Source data

┌────────

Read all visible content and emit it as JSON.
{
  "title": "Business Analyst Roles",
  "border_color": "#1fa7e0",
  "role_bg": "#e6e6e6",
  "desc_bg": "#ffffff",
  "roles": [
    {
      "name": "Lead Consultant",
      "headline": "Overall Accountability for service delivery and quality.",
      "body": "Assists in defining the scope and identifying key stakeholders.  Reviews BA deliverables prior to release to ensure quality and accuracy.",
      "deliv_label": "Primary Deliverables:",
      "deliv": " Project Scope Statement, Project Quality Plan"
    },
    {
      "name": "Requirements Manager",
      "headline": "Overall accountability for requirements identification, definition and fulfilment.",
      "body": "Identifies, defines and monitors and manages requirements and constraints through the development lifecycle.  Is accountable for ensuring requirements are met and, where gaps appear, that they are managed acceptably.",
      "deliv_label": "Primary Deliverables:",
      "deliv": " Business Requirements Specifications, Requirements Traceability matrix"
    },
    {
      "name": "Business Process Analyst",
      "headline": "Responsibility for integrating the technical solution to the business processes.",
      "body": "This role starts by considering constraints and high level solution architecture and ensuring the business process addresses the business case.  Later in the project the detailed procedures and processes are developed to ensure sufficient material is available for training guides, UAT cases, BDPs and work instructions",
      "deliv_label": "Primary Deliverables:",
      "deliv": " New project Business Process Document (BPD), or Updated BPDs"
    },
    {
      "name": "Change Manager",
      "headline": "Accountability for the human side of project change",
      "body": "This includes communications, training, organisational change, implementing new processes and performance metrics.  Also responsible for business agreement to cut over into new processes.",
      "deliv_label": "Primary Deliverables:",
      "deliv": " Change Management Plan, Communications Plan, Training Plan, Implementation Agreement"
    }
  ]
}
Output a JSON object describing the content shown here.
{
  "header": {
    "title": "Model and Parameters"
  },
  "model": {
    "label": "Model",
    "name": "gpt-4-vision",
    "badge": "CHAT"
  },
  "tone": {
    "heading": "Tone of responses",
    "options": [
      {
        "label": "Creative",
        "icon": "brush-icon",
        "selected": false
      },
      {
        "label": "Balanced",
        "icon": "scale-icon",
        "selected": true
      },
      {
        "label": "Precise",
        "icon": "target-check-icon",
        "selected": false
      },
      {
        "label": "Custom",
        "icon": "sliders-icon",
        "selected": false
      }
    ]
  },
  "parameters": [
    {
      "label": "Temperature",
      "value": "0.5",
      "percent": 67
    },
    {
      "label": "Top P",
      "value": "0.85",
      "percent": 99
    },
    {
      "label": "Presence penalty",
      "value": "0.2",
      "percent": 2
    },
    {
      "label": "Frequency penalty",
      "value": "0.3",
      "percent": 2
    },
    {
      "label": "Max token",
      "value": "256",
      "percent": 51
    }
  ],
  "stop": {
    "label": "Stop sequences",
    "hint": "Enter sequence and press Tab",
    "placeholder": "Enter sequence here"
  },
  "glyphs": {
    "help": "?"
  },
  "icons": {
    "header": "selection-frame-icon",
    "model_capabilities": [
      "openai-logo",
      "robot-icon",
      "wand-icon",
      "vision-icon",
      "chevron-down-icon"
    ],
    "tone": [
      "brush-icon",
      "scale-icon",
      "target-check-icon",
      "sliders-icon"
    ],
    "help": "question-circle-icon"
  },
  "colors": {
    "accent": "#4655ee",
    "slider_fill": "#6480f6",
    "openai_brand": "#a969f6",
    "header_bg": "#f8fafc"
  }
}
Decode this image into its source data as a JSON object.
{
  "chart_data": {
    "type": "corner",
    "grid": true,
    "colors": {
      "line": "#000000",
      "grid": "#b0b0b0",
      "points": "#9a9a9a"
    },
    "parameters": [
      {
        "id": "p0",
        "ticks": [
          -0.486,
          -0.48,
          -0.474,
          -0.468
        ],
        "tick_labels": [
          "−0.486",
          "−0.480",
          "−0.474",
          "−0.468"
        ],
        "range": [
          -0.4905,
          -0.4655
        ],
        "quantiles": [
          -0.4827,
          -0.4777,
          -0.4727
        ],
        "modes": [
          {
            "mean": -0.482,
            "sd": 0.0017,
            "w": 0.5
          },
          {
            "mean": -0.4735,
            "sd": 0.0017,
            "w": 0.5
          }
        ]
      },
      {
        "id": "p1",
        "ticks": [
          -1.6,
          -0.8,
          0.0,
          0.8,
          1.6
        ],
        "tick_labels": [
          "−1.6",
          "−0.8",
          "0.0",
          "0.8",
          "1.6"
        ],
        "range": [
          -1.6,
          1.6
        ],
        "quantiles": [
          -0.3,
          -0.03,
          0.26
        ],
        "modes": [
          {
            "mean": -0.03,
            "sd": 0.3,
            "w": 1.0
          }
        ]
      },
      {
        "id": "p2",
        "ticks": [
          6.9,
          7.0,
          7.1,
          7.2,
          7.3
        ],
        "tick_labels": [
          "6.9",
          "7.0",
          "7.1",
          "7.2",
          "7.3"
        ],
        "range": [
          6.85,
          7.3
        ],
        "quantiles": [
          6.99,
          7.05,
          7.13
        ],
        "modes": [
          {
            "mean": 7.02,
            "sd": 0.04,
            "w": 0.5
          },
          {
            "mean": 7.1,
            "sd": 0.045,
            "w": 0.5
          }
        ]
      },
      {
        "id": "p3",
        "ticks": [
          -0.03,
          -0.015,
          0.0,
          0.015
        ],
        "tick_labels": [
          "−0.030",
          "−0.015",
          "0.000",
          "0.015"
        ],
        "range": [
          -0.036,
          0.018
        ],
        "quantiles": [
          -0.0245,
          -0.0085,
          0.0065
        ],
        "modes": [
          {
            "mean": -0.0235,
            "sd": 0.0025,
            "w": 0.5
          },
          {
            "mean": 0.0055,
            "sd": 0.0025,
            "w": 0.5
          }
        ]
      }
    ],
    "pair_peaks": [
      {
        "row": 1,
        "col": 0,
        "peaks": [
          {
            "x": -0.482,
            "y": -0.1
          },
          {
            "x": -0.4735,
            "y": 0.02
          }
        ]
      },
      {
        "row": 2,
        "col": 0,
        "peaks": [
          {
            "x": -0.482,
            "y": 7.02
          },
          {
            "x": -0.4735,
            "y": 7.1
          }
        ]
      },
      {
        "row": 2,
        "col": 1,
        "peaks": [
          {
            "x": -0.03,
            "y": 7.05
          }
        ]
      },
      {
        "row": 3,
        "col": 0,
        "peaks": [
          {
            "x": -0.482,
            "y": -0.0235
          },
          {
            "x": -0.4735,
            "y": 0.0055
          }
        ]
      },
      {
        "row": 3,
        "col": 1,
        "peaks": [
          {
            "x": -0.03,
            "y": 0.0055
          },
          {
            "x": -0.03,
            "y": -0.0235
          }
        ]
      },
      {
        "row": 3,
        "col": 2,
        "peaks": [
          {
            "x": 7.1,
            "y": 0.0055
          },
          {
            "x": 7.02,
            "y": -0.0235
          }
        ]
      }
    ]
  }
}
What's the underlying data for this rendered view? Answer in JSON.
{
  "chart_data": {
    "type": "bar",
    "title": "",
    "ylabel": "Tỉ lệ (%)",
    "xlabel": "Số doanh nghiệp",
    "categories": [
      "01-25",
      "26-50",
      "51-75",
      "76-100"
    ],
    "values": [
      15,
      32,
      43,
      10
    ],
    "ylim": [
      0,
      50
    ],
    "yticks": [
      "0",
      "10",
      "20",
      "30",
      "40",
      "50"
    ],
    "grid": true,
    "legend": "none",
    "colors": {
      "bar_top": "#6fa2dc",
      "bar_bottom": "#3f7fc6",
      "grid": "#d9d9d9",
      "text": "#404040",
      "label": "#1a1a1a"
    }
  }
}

└────────

> [What the task asks]: Copy out each record from above, exactly.

> [Expected answer]:
Read all visible content and emit it as JSON.
{
  "title": "Business Analyst Roles",
  "border_color": "#1fa7e0",
  "role_bg": "#e6e6e6",
  "desc_bg": "#ffffff",
  "roles": [
    {
      "name": "Lead Consultant",
      "headline": "Overall Accountability for service delivery and quality.",
      "body": "Assists in defining the scope and identifying key stakeholders.  Reviews BA deliverables prior to release to ensure quality and accuracy.",
      "deliv_label": "Primary Deliverables:",
      "deliv": " Project Scope Statement, Project Quality Plan"
    },
    {
      "name": "Requirements Manager",
      "headline": "Overall accountability for requirements identification, definition and fulfilment.",
      "body": "Identifies, defines and monitors and manages requirements and constraints through the development lifecycle.  Is accountable for ensuring requirements are met and, where gaps appear, that they are managed acceptably.",
      "deliv_label": "Primary Deliverables:",
      "deliv": " Business Requirements Specifications, Requirements Traceability matrix"
    },
    {
      "name": "Business Process Analyst",
      "headline": "Responsibility for integrating the technical solution to the business processes.",
      "body": "This role starts by considering constraints and high level solution architecture and ensuring the business process addresses the business case.  Later in the project the detailed procedures and processes are developed to ensure sufficient material is available for training guides, UAT cases, BDPs and work instructions",
      "deliv_label": "Primary Deliverables:",
      "deliv": " New project Business Process Document (BPD), or Updated BPDs"
    },
    {
      "name": "Change Manager",
      "headline": "Accountability for the human side of project change",
      "body": "This includes communications, training, organisational change, implementing new processes and performance metrics.  Also responsible for business agreement to cut over into new processes.",
      "deliv_label": "Primary Deliverables:",
      "deliv": " Change Management Plan, Communications Plan, Training Plan, Implementation Agreement"
    }
  ]
}
Output a JSON object describing the content shown here.
{
  "header": {
    "title": "Model and Parameters"
  },
  "model": {
    "label": "Model",
    "name": "gpt-4-vision",
    "badge": "CHAT"
  },
  "tone": {
    "heading": "Tone of responses",
    "options": [
      {
        "label": "Creative",
        "icon": "brush-icon",
        "selected": false
      },
      {
        "label": "Balanced",
        "icon": "scale-icon",
        "selected": true
      },
      {
        "label": "Precise",
        "icon": "target-check-icon",
        "selected": false
      },
      {
        "label": "Custom",
        "icon": "sliders-icon",
        "selected": false
      }
    ]
  },
  "parameters": [
    {
      "label": "Temperature",
      "value": "0.5",
      "percent": 67
    },
    {
      "label": "Top P",
      "value": "0.85",
      "percent": 99
    },
    {
      "label": "Presence penalty",
      "value": "0.2",
      "percent": 2
    },
    {
      "label": "Frequency penalty",
      "value": "0.3",
      "percent": 2
    },
    {
      "label": "Max token",
      "value": "256",
      "percent": 51
    }
  ],
  "stop": {
    "label": "Stop sequences",
    "hint": "Enter sequence and press Tab",
    "placeholder": "Enter sequence here"
  },
  "glyphs": {
    "help": "?"
  },
  "icons": {
    "header": "selection-frame-icon",
    "model_capabilities": [
      "openai-logo",
      "robot-icon",
      "wand-icon",
      "vision-icon",
      "chevron-down-icon"
    ],
    "tone": [
      "brush-icon",
      "scale-icon",
      "target-check-icon",
      "sliders-icon"
    ],
    "help": "question-circle-icon"
  },
  "colors": {
    "accent": "#4655ee",
    "slider_fill": "#6480f6",
    "openai_brand": "#a969f6",
    "header_bg": "#f8fafc"
  }
}
Decode this image into its source data as a JSON object.
{
  "chart_data": {
    "type": "corner",
    "grid": true,
    "colors": {
      "line": "#000000",
      "grid": "#b0b0b0",
      "points": "#9a9a9a"
    },
    "parameters": [
      {
        "id": "p0",
        "ticks": [
          -0.486,
          -0.48,
          -0.474,
          -0.468
        ],
        "tick_labels": [
          "−0.486",
          "−0.480",
          "−0.474",
          "−0.468"
        ],
        "range": [
          -0.4905,
          -0.4655
        ],
        "quantiles": [
          -0.4827,
          -0.4777,
          -0.4727
        ],
        "modes": [
          {
            "mean": -0.482,
            "sd": 0.0017,
            "w": 0.5
          },
          {
            "mean": -0.4735,
            "sd": 0.0017,
            "w": 0.5
          }
        ]
      },
      {
        "id": "p1",
        "ticks": [
          -1.6,
          -0.8,
          0.0,
          0.8,
          1.6
        ],
        "tick_labels": [
          "−1.6",
          "−0.8",
          "0.0",
          "0.8",
          "1.6"
        ],
        "range": [
          -1.6,
          1.6
        ],
        "quantiles": [
          -0.3,
          -0.03,
          0.26
        ],
        "modes": [
          {
            "mean": -0.03,
            "sd": 0.3,
            "w": 1.0
          }
        ]
      },
      {
        "id": "p2",
        "ticks": [
          6.9,
          7.0,
          7.1,
          7.2,
          7.3
        ],
        "tick_labels": [
          "6.9",
          "7.0",
          "7.1",
          "7.2",
          "7.3"
        ],
        "range": [
          6.85,
          7.3
        ],
        "quantiles": [
          6.99,
          7.05,
          7.13
        ],
        "modes": [
          {
            "mean": 7.02,
            "sd": 0.04,
            "w": 0.5
          },
          {
            "mean": 7.1,
            "sd": 0.045,
            "w": 0.5
          }
        ]
      },
      {
        "id": "p3",
        "ticks": [
          -0.03,
          -0.015,
          0.0,
          0.015
        ],
        "tick_labels": [
          "−0.030",
          "−0.015",
          "0.000",
          "0.015"
        ],
        "range": [
          -0.036,
          0.018
        ],
        "quantiles": [
          -0.0245,
          -0.0085,
          0.0065
        ],
        "modes": [
          {
            "mean": -0.0235,
            "sd": 0.0025,
            "w": 0.5
          },
          {
            "mean": 0.0055,
            "sd": 0.0025,
            "w": 0.5
          }
        ]
      }
    ],
    "pair_peaks": [
      {
        "row": 1,
        "col": 0,
        "peaks": [
          {
            "x": -0.482,
            "y": -0.1
          },
          {
            "x": -0.4735,
            "y": 0.02
          }
        ]
      },
      {
        "row": 2,
        "col": 0,
        "peaks": [
          {
            "x": -0.482,
            "y": 7.02
          },
          {
            "x": -0.4735,
            "y": 7.1
          }
        ]
      },
      {
        "row": 2,
        "col": 1,
        "peaks": [
          {
            "x": -0.03,
            "y": 7.05
          }
        ]
      },
      {
        "row": 3,
        "col": 0,
        "peaks": [
          {
            "x": -0.482,
            "y": -0.0235
          },
          {
            "x": -0.4735,
            "y": 0.0055
          }
        ]
      },
      {
        "row": 3,
        "col": 1,
        "peaks": [
          {
            "x": -0.03,
            "y": 0.0055
          },
          {
            "x": -0.03,
            "y": -0.0235
          }
        ]
      },
      {
        "row": 3,
        "col": 2,
        "peaks": [
          {
            "x": 7.1,
            "y": 0.0055
          },
          {
            "x": 7.02,
            "y": -0.0235
          }
        ]
      }
    ]
  }
}
What's the underlying data for this rendered view? Answer in JSON.
{
  "chart_data": {
    "type": "bar",
    "title": "",
    "ylabel": "Tỉ lệ (%)",
    "xlabel": "Số doanh nghiệp",
    "categories": [
      "01-25",
      "26-50",
      "51-75",
      "76-100"
    ],
    "values": [
      15,
      32,
      43,
      10
    ],
    "ylim": [
      0,
      50
    ],
    "yticks": [
      "0",
      "10",
      "20",
      "30",
      "40",
      "50"
    ],
    "grid": true,
    "legend": "none",
    "colors": {
      "bar_top": "#6fa2dc",
      "bar_bottom": "#3f7fc6",
      "grid": "#d9d9d9",
      "text": "#404040",
      "label": "#1a1a1a"
    }
  }
}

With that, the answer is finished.